→ **Short problem**: Could you print every record below exactly as it appears?

→ **Records for this task**:

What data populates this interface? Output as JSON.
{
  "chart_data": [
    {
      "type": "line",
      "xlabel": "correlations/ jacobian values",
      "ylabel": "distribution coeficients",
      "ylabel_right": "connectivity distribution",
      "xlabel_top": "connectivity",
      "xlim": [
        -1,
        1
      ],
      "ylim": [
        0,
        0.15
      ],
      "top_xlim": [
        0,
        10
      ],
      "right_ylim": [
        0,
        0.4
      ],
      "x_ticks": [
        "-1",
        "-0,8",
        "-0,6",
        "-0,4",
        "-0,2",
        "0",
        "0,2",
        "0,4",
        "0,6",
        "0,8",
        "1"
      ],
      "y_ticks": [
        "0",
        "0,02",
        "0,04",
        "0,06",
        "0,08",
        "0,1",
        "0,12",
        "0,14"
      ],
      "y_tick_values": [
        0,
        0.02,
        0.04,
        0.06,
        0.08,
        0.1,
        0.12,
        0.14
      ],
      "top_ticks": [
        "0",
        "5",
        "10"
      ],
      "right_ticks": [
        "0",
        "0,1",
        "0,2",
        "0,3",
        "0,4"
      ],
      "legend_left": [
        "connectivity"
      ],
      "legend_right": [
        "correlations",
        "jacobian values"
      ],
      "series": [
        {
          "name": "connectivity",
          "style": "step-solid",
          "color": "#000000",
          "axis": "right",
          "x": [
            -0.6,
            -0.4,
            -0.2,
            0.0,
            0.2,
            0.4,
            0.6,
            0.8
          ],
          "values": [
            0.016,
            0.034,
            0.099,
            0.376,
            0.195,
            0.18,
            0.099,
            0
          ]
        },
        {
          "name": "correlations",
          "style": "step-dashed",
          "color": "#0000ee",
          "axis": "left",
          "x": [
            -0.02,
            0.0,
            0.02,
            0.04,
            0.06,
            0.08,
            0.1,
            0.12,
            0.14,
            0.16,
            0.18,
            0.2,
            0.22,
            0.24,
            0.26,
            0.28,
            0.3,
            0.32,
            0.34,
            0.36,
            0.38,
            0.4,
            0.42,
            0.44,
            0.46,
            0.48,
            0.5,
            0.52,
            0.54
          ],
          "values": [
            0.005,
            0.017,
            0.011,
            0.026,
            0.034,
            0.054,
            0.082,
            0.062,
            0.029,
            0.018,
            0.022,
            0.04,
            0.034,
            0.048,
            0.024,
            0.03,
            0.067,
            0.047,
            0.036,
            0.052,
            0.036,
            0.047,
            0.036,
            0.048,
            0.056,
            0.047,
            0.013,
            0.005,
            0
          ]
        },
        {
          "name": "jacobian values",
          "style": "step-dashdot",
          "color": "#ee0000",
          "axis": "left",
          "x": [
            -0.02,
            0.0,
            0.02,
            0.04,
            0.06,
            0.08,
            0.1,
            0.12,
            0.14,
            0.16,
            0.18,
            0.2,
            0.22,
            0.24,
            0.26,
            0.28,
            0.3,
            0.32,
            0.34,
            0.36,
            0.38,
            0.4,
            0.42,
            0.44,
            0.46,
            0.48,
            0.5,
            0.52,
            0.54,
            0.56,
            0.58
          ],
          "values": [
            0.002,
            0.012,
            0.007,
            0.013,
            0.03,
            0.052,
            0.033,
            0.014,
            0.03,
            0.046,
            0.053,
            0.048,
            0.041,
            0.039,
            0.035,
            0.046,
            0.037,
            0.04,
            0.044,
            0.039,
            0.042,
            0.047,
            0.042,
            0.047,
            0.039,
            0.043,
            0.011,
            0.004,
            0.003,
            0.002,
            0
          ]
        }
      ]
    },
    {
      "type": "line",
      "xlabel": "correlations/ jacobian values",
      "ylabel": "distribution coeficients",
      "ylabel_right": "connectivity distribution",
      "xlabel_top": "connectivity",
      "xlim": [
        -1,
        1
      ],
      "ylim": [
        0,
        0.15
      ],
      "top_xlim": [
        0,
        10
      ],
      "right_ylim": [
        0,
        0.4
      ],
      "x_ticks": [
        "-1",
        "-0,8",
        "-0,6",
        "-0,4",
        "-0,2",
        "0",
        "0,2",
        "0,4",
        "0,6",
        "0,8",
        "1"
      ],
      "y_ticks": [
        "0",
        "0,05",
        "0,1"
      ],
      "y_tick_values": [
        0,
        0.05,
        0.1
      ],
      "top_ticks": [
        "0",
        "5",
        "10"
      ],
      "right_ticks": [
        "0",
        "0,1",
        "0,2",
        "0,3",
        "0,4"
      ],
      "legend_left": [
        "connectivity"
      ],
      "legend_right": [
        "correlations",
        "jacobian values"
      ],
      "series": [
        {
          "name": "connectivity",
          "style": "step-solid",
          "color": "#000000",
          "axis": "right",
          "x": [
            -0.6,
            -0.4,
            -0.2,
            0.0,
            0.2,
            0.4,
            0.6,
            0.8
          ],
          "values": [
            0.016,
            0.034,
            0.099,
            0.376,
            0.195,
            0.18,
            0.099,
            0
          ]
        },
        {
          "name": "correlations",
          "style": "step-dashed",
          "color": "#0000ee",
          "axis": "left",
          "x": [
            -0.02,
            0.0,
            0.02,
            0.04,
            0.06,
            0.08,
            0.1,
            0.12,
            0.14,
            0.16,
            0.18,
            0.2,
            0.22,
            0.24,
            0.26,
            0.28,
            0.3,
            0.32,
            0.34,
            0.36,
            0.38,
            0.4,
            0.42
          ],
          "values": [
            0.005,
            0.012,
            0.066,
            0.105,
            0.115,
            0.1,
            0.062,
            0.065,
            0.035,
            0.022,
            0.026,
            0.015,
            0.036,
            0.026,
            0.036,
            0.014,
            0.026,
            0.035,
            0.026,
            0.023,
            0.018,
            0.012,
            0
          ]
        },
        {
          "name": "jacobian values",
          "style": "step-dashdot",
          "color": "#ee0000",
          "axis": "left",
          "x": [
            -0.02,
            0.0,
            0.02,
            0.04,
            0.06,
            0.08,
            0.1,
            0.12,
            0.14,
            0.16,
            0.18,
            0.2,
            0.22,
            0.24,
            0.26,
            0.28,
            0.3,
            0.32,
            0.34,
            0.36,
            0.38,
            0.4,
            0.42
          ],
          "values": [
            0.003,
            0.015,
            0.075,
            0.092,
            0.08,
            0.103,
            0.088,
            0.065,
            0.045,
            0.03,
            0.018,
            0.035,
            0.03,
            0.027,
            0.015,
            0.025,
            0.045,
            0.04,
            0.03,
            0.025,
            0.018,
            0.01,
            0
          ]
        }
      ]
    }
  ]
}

→ **Solution to this task**:
What data populates this interface? Output as JSON.
{
  "chart_data": [
    {
      "type": "line",
      "xlabel": "correlations/ jacobian values",
      "ylabel": "distribution coeficients",
      "ylabel_right": "connectivity distribution",
      "xlabel_top": "connectivity",
      "xlim": [
        -1,
        1
      ],
      "ylim": [
        0,
        0.15
      ],
      "top_xlim": [
        0,
        10
      ],
      "right_ylim": [
        0,
        0.4
      ],
      "x_ticks": [
        "-1",
        "-0,8",
        "-0,6",
        "-0,4",
        "-0,2",
        "0",
        "0,2",
        "0,4",
        "0,6",
        "0,8",
        "1"
      ],
      "y_ticks": [
        "0",
        "0,02",
        "0,04",
        "0,06",
        "0,08",
        "0,1",
        "0,12",
        "0,14"
      ],
      "y_tick_values": [
        0,
        0.02,
        0.04,
        0.06,
        0.08,
        0.1,
        0.12,
        0.14
      ],
      "top_ticks": [
        "0",
        "5",
        "10"
      ],
      "right_ticks": [
        "0",
        "0,1",
        "0,2",
        "0,3",
        "0,4"
      ],
      "legend_left": [
        "connectivity"
      ],
      "legend_right": [
        "correlations",
        "jacobian values"
      ],
      "series": [
        {
          "name": "connectivity",
          "style": "step-solid",
          "color": "#000000",
          "axis": "right",
          "x": [
            -0.6,
            -0.4,
            -0.2,
            0.0,
            0.2,
            0.4,
            0.6,
            0.8
          ],
          "values": [
            0.016,
            0.034,
            0.099,
            0.376,
            0.195,
            0.18,
            0.099,
            0
          ]
        },
        {
          "name": "correlations",
          "style": "step-dashed",
          "color": "#0000ee",
          "axis": "left",
          "x": [
            -0.02,
            0.0,
            0.02,
            0.04,
            0.06,
            0.08,
            0.1,
            0.12,
            0.14,
            0.16,
            0.18,
            0.2,
            0.22,
            0.24,
            0.26,
            0.28,
            0.3,
            0.32,
            0.34,
            0.36,
            0.38,
            0.4,
            0.42,
            0.44,
            0.46,
            0.48,
            0.5,
            0.52,
            0.54
          ],
          "values": [
            0.005,
            0.017,
            0.011,
            0.026,
            0.034,
            0.054,
            0.082,
            0.062,
            0.029,
            0.018,
            0.022,
            0.04,
            0.034,
            0.048,
            0.024,
            0.03,
            0.067,
            0.047,
            0.036,
            0.052,
            0.036,
            0.047,
            0.036,
            0.048,
            0.056,
            0.047,
            0.013,
            0.005,
            0
          ]
        },
        {
          "name": "jacobian values",
          "style": "step-dashdot",
          "color": "#ee0000",
          "axis": "left",
          "x": [
            -0.02,
            0.0,
            0.02,
            0.04,
            0.06,
            0.08,
            0.1,
            0.12,
            0.14,
            0.16,
            0.18,
            0.2,
            0.22,
            0.24,
            0.26,
            0.28,
            0.3,
            0.32,
            0.34,
            0.36,
            0.38,
            0.4,
            0.42,
            0.44,
            0.46,
            0.48,
            0.5,
            0.52,
            0.54,
            0.56,
            0.58
          ],
          "values": [
            0.002,
            0.012,
            0.007,
            0.013,
            0.03,
            0.052,
            0.033,
            0.014,
            0.03,
            0.046,
            0.053,
            0.048,
            0.041,
            0.039,
            0.035,
            0.046,
            0.037,
            0.04,
            0.044,
            0.039,
            0.042,
            0.047,
            0.042,
            0.047,
            0.039,
            0.043,
            0.011,
            0.004,
            0.003,
            0.002,
            0
          ]
        }
      ]
    },
    {
      "type": "line",
      "xlabel": "correlations/ jacobian values",
      "ylabel": "distribution coeficients",
      "ylabel_right": "connectivity distribution",
      "xlabel_top": "connectivity",
      "xlim": [
        -1,
        1
      ],
      "ylim": [
        0,
        0.15
      ],
      "top_xlim": [
        0,
        10
      ],
      "right_ylim": [
        0,
        0.4
      ],
      "x_ticks": [
        "-1",
        "-0,8",
        "-0,6",
        "-0,4",
        "-0,2",
        "0",
        "0,2",
        "0,4",
        "0,6",
        "0,8",
        "1"
      ],
      "y_ticks": [
        "0",
        "0,05",
        "0,1"
      ],
      "y_tick_values": [
        0,
        0.05,
        0.1
      ],
      "top_ticks": [
        "0",
        "5",
        "10"
      ],
      "right_ticks": [
        "0",
        "0,1",
        "0,2",
        "0,3",
        "0,4"
      ],
      "legend_left": [
        "connectivity"
      ],
      "legend_right": [
        "correlations",
        "jacobian values"
      ],
      "series": [
        {
          "name": "connectivity",
          "style": "step-solid",
          "color": "#000000",
          "axis": "right",
          "x": [
            -0.6,
            -0.4,
            -0.2,
            0.0,
            0.2,
            0.4,
            0.6,
            0.8
          ],
          "values": [
            0.016,
            0.034,
            0.099,
            0.376,
            0.195,
            0.18,
            0.099,
            0
          ]
        },
        {
          "name": "correlations",
          "style": "step-dashed",
          "color": "#0000ee",
          "axis": "left",
          "x": [
            -0.02,
            0.0,
            0.02,
            0.04,
            0.06,
            0.08,
            0.1,
            0.12,
            0.14,
            0.16,
            0.18,
            0.2,
            0.22,
            0.24,
            0.26,
            0.28,
            0.3,
            0.32,
            0.34,
            0.36,
            0.38,
            0.4,
            0.42
          ],
          "values": [
            0.005,
            0.012,
            0.066,
            0.105,
            0.115,
            0.1,
            0.062,
            0.065,
            0.035,
            0.022,
            0.026,
            0.015,
            0.036,
            0.026,
            0.036,
            0.014,
            0.026,
            0.035,
            0.026,
            0.023,
            0.018,
            0.012,
            0
          ]
        },
        {
          "name": "jacobian values",
          "style": "step-dashdot",
          "color": "#ee0000",
          "axis": "left",
          "x": [
            -0.02,
            0.0,
            0.02,
            0.04,
            0.06,
            0.08,
            0.1,
            0.12,
            0.14,
            0.16,
            0.18,
            0.2,
            0.22,
            0.24,
            0.26,
            0.28,
            0.3,
            0.32,
            0.34,
            0.36,
            0.38,
            0.4,
            0.42
          ],
          "values": [
            0.003,
            0.015,
            0.075,
            0.092,
            0.08,
            0.103,
            0.088,
            0.065,
            0.045,
            0.03,
            0.018,
            0.035,
            0.03,
            0.027,
            0.015,
            0.025,
            0.045,
            0.04,
            0.03,
            0.025,
            0.018,
            0.01,
            0
          ]
        }
      ]
    }
  ]
}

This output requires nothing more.